> [WHAT THE TASK ASKS]
State the number of lines, and only that number, in which the word "name" appears.

> [DATASET CONTENT]
+++++

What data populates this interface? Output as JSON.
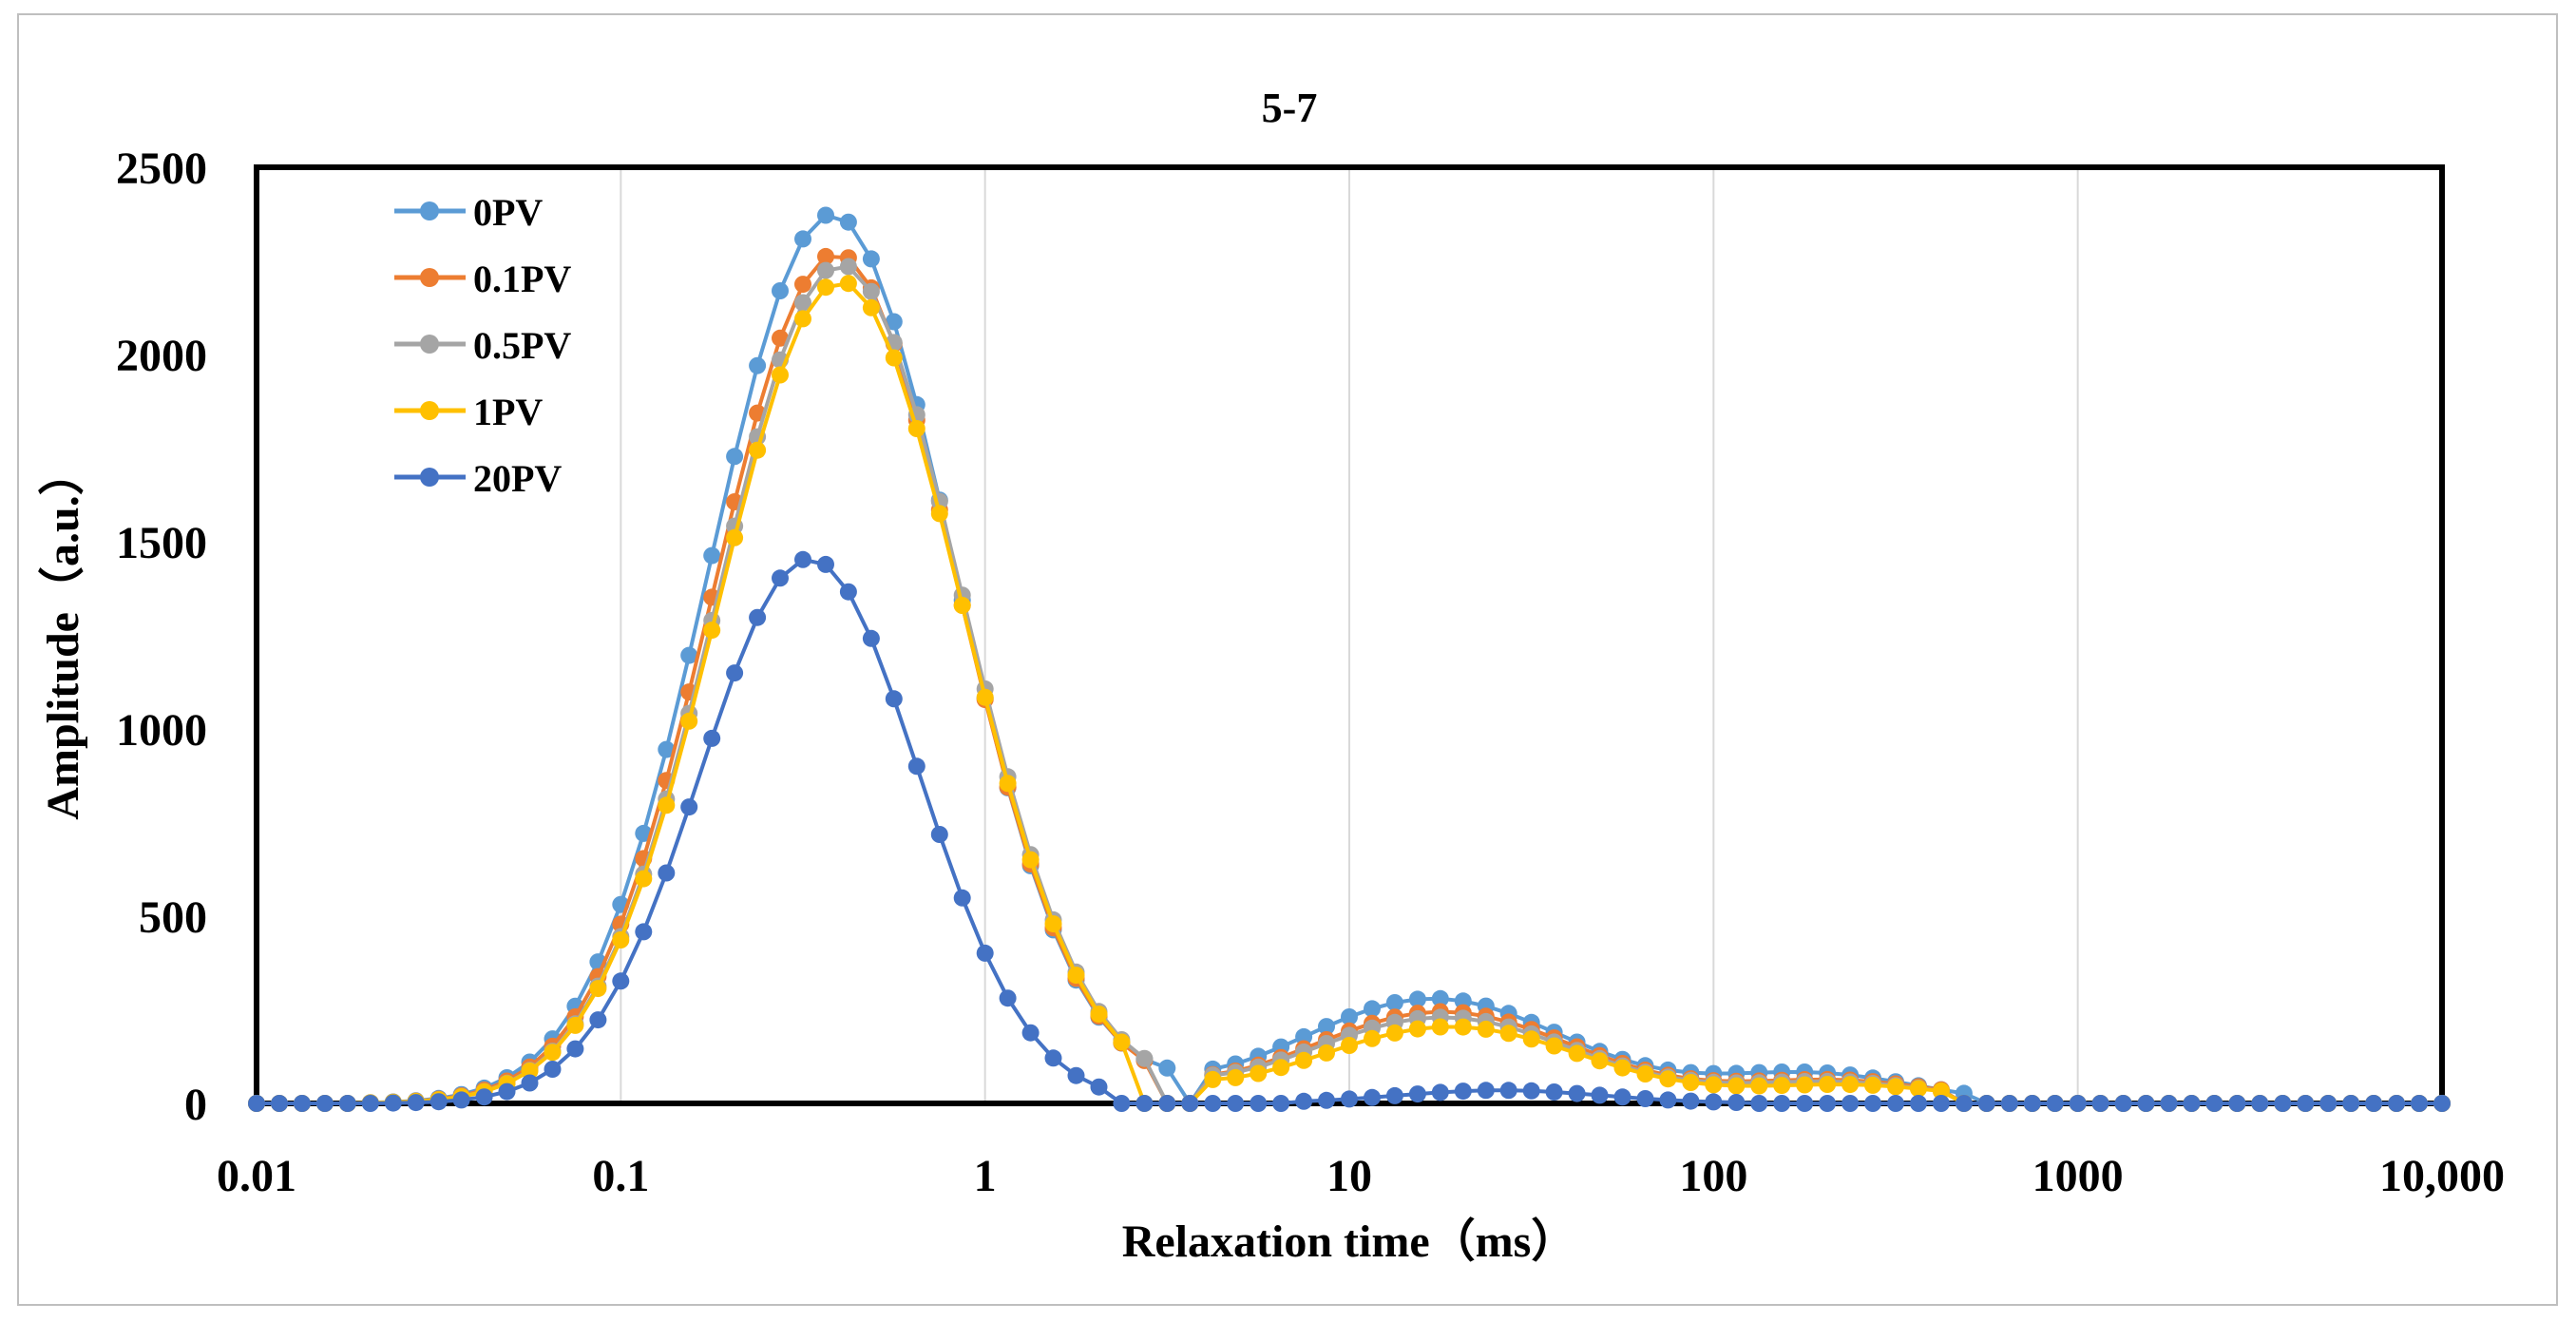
{
  "chart_data": {
    "type": "line",
    "title": "5-7",
    "xlabel": "Relaxation time（ms）",
    "ylabel": "Amplitude（a.u.）",
    "x_scale": "log",
    "xlim": [
      0.01,
      10000
    ],
    "ylim": [
      0,
      2500
    ],
    "x_ticks": [
      0.01,
      0.1,
      1,
      10,
      100,
      1000,
      10000
    ],
    "x_tick_labels": [
      "0.01",
      "0.1",
      "1",
      "10",
      "100",
      "1000",
      "10,000"
    ],
    "y_ticks": [
      0,
      500,
      1000,
      1500,
      2000,
      2500
    ],
    "y_tick_labels": [
      "0",
      "500",
      "1000",
      "1500",
      "2000",
      "2500"
    ],
    "grid": "vertical",
    "legend_position": "top-left",
    "points_per_decade": 16,
    "series": [
      {
        "name": "0PV",
        "color": "#5B9BD5",
        "peaks": [
          {
            "amp": 2375,
            "center": 0.38,
            "sigma": 0.335
          },
          {
            "amp": 280,
            "center": 17,
            "sigma": 0.37
          },
          {
            "amp": 78,
            "center": 190,
            "sigma": 0.28
          }
        ],
        "cutoff_gaps": [
          [
            3.2,
            4.2
          ]
        ],
        "x_max_nonzero": 560
      },
      {
        "name": "0.1PV",
        "color": "#ED7D31",
        "peaks": [
          {
            "amp": 2270,
            "center": 0.39,
            "sigma": 0.335
          },
          {
            "amp": 245,
            "center": 18,
            "sigma": 0.37
          },
          {
            "amp": 60,
            "center": 220,
            "sigma": 0.28
          }
        ],
        "cutoff_gaps": [
          [
            2.9,
            4.2
          ]
        ],
        "x_max_nonzero": 480
      },
      {
        "name": "0.5PV",
        "color": "#A5A5A5",
        "peaks": [
          {
            "amp": 2240,
            "center": 0.4,
            "sigma": 0.335
          },
          {
            "amp": 230,
            "center": 18,
            "sigma": 0.37
          },
          {
            "amp": 55,
            "center": 220,
            "sigma": 0.28
          }
        ],
        "cutoff_gaps": [
          [
            2.8,
            4.2
          ]
        ],
        "x_max_nonzero": 480
      },
      {
        "name": "1PV",
        "color": "#FFC000",
        "peaks": [
          {
            "amp": 2195,
            "center": 0.4,
            "sigma": 0.335
          },
          {
            "amp": 205,
            "center": 19,
            "sigma": 0.37
          },
          {
            "amp": 48,
            "center": 240,
            "sigma": 0.28
          }
        ],
        "cutoff_gaps": [
          [
            2.7,
            4.2
          ]
        ],
        "x_max_nonzero": 450
      },
      {
        "name": "20PV",
        "color": "#4472C4",
        "peaks": [
          {
            "amp": 1455,
            "center": 0.33,
            "sigma": 0.3
          },
          {
            "amp": 35,
            "center": 26,
            "sigma": 0.28
          }
        ],
        "cutoff_gaps": [
          [
            2.2,
            7
          ]
        ],
        "x_max_nonzero": 120
      }
    ]
  }
}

+++++

> [TASK OUTPUT]
5